**EXTRACTED RECORDS:**
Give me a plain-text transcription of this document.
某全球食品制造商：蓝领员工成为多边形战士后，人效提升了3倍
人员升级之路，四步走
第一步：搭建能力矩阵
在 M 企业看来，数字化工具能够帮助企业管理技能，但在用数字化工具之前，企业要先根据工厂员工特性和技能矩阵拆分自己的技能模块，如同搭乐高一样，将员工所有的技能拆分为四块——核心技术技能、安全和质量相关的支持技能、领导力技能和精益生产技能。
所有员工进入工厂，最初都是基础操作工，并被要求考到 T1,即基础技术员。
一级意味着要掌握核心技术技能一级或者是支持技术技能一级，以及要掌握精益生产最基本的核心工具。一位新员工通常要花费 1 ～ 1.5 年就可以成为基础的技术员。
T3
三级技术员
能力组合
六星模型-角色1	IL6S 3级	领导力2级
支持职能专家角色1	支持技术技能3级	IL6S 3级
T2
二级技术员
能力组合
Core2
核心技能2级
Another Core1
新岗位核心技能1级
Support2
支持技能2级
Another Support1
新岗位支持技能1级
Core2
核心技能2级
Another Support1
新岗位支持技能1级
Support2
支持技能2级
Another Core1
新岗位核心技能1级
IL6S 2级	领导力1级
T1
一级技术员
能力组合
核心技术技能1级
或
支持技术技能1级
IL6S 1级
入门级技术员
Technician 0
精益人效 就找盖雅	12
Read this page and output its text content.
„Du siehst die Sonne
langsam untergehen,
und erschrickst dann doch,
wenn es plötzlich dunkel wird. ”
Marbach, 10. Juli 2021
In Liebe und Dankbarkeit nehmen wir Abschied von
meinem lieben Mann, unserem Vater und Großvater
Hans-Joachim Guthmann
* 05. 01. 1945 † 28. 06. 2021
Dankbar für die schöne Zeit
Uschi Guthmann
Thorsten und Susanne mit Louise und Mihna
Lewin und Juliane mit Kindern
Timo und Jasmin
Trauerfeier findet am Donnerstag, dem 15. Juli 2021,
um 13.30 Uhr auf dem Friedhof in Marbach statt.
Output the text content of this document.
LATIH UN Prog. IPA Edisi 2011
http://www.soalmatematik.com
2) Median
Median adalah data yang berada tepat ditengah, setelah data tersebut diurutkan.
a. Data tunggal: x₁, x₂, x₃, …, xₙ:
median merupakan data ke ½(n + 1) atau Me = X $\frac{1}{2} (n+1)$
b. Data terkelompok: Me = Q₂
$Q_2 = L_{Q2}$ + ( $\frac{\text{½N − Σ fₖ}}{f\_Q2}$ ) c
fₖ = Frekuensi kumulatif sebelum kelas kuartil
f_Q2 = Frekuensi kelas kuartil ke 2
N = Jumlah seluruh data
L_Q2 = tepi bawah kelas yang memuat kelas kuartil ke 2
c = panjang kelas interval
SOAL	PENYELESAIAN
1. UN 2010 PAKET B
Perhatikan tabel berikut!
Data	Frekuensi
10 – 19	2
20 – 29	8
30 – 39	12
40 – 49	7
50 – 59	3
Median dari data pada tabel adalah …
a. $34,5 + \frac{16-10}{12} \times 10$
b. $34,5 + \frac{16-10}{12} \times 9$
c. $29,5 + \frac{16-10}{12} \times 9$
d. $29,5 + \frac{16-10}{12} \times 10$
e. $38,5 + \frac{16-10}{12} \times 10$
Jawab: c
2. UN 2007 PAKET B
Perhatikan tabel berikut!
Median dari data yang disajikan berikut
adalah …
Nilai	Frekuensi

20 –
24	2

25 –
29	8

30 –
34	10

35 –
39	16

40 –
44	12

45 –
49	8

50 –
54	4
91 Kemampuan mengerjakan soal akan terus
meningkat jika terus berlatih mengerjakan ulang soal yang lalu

**TASK DIRECTIONS:** Copy out every line from the one containing "Output the text content of this document." to the end of the material, both ends included.

**CORRECT OUTPUT:**
Output the text content of this document.
LATIH UN Prog. IPA Edisi 2011
http://www.soalmatematik.com
2) Median
Median adalah data yang berada tepat ditengah, setelah data tersebut diurutkan.
a. Data tunggal: x₁, x₂, x₃, …, xₙ:
median merupakan data ke ½(n + 1) atau Me = X $\frac{1}{2} (n+1)$
b. Data terkelompok: Me = Q₂
$Q_2 = L_{Q2}$ + ( $\frac{\text{½N − Σ fₖ}}{f\_Q2}$ ) c
fₖ = Frekuensi kumulatif sebelum kelas kuartil
f_Q2 = Frekuensi kelas kuartil ke 2
N = Jumlah seluruh data
L_Q2 = tepi bawah kelas yang memuat kelas kuartil ke 2
c = panjang kelas interval
SOAL	PENYELESAIAN
1. UN 2010 PAKET B
Perhatikan tabel berikut!
Data	Frekuensi
10 – 19	2
20 – 29	8
30 – 39	12
40 – 49	7
50 – 59	3
Median dari data pada tabel adalah …
a. $34,5 + \frac{16-10}{12} \times 10$
b. $34,5 + \frac{16-10}{12} \times 9$
c. $29,5 + \frac{16-10}{12} \times 9$
d. $29,5 + \frac{16-10}{12} \times 10$
e. $38,5 + \frac{16-10}{12} \times 10$
Jawab: c
2. UN 2007 PAKET B
Perhatikan tabel berikut!
Median dari data yang disajikan berikut
adalah …
Nilai	Frekuensi

20 –
24	2

25 –
29	8

30 –
34	10

35 –
39	16

40 –
44	12

45 –
49	8

50 –
54	4
91 Kemampuan mengerjakan soal akan terus
meningkat jika terus berlatih mengerjakan ulang soal yang lalu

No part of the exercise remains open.